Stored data
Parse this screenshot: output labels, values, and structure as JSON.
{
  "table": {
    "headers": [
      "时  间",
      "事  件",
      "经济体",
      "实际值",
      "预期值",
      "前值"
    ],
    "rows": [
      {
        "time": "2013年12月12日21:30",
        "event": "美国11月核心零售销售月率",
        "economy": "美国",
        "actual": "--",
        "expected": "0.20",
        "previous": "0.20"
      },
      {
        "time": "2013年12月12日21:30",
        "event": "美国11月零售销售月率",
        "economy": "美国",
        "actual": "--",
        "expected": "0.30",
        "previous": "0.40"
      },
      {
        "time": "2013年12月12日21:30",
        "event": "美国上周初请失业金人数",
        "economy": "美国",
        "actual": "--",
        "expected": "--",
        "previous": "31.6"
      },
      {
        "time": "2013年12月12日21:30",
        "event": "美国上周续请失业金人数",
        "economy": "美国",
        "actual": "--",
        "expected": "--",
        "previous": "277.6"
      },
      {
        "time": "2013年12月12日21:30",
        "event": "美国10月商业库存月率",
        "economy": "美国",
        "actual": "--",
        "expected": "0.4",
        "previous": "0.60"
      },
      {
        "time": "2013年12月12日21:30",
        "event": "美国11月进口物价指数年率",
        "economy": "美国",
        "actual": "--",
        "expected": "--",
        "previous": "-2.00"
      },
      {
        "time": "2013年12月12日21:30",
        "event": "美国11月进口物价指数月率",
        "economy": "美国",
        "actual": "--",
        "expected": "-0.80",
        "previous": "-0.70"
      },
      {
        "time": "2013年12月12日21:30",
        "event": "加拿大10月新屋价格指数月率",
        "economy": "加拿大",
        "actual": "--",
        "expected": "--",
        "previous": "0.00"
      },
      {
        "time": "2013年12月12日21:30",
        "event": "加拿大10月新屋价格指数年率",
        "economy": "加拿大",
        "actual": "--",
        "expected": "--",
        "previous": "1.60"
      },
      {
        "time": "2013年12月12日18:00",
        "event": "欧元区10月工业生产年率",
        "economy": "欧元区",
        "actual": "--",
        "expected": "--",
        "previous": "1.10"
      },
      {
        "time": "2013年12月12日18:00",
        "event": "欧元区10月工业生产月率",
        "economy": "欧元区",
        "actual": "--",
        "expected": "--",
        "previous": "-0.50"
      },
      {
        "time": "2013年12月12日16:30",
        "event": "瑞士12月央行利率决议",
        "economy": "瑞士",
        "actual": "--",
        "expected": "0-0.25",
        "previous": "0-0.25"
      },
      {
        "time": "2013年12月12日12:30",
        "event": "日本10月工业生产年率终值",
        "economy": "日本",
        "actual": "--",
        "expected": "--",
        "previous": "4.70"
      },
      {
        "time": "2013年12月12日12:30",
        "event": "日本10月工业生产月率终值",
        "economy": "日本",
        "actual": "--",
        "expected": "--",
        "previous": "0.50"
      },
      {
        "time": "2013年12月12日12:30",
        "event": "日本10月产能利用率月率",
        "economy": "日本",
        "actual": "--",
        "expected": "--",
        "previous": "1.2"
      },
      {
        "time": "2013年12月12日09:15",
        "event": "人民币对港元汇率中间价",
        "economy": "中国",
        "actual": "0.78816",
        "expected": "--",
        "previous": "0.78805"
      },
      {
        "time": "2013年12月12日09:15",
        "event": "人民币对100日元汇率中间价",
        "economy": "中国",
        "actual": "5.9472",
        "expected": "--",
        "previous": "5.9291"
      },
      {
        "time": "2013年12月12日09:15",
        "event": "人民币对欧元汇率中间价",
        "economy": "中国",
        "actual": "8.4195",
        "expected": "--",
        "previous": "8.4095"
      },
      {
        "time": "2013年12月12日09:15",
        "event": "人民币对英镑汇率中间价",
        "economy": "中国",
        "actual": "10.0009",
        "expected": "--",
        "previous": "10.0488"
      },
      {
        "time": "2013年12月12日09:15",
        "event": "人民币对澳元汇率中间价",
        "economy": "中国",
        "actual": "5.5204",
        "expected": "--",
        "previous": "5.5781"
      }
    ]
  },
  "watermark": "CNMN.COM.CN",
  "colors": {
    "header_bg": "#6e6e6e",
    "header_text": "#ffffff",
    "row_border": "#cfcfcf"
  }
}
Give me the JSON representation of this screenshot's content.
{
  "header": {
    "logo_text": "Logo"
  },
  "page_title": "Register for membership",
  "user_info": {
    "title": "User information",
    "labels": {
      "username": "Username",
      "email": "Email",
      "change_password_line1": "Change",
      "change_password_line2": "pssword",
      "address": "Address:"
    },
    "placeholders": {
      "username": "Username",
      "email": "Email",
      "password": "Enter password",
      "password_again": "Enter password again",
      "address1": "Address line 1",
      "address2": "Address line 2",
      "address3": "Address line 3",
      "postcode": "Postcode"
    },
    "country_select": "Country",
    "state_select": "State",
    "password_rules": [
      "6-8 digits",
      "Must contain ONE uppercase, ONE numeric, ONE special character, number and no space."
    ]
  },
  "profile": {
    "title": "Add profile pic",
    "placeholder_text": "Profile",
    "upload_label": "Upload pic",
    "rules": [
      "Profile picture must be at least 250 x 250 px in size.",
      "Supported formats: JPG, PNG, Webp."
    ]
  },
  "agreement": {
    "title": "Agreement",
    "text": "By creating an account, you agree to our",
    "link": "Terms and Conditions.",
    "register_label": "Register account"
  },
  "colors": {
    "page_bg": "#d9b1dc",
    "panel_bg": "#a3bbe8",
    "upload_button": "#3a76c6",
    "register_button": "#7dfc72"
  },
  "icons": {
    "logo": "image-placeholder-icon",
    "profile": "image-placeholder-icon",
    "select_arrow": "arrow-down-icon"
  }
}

Given task
From the material above, copy each line that includes the word "screenshot".

Reply
Parse this screenshot: output labels, values, and structure as JSON.
Give me the JSON representation of this screenshot's content.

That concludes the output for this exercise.